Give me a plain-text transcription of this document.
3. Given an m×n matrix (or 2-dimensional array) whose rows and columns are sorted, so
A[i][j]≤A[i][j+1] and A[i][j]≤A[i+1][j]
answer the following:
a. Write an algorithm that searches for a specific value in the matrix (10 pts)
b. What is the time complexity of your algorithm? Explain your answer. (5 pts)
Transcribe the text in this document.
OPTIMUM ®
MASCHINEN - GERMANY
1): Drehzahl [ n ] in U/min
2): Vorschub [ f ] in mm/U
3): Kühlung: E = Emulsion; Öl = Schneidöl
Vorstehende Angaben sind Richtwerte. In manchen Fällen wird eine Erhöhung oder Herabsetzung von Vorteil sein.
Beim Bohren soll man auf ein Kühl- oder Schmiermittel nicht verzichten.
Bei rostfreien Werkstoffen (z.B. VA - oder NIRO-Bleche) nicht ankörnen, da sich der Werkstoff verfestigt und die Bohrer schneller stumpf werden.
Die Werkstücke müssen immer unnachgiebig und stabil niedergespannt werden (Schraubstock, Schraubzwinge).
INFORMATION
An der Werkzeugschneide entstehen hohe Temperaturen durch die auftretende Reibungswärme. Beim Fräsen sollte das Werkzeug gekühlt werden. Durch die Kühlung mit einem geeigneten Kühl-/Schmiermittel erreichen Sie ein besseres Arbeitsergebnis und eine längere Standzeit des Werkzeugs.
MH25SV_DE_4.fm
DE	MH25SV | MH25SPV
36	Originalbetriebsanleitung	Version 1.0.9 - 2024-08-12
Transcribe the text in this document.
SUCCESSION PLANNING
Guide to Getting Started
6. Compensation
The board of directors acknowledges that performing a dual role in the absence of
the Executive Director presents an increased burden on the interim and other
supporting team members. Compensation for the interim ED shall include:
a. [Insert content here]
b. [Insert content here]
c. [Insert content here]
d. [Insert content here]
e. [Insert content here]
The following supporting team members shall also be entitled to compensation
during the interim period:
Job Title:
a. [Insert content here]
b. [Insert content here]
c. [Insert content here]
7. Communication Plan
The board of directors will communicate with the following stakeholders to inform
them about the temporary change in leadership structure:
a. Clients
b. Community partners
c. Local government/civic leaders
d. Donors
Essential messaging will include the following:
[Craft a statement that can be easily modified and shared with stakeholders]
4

+---+

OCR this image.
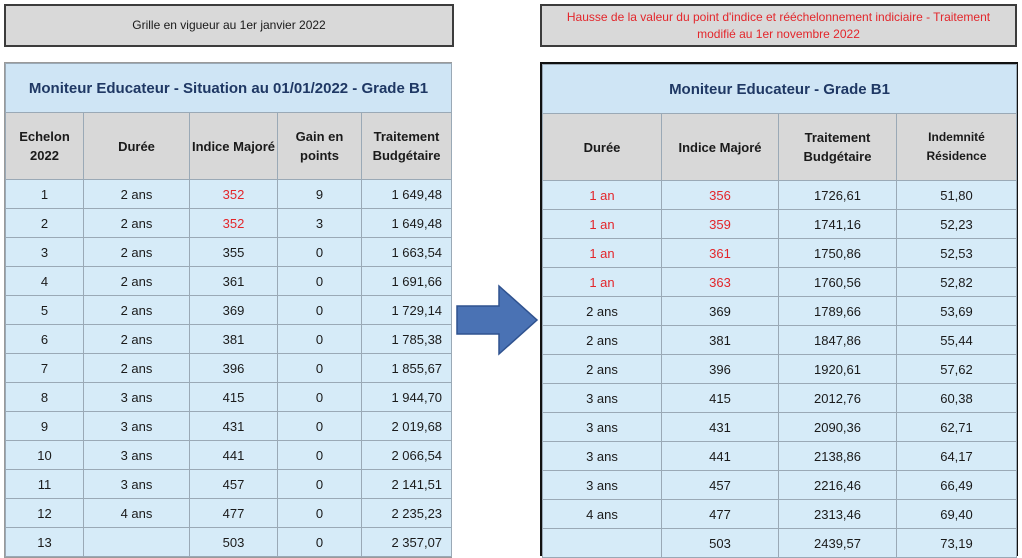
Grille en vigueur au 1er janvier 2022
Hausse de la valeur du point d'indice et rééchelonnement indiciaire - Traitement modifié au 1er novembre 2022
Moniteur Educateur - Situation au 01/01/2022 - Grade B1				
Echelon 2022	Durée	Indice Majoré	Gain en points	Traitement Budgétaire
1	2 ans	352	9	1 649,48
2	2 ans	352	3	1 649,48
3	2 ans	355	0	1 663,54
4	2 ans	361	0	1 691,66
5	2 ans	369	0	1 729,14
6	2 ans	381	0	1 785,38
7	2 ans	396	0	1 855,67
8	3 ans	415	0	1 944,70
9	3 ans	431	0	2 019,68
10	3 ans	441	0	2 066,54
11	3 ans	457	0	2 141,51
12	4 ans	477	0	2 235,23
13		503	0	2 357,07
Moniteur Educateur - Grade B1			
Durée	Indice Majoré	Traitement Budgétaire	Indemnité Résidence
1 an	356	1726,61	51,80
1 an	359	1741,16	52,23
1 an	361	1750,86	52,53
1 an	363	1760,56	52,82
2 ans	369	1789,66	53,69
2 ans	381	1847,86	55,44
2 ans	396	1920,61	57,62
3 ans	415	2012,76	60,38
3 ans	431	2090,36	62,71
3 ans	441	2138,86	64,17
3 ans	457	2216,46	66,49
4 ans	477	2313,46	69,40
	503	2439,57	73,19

+---+

◆ **TASK GOAL**:
Above are the records. Copy every line in them holding "nicht".

◆ **TASK RESULT**:
Beim Bohren soll man auf ein Kühl- oder Schmiermittel nicht verzichten.
Bei rostfreien Werkstoffen (z.B. VA - oder NIRO-Bleche) nicht ankörnen, da sich der Werkstoff verfestigt und die Bohrer schneller stumpf werden.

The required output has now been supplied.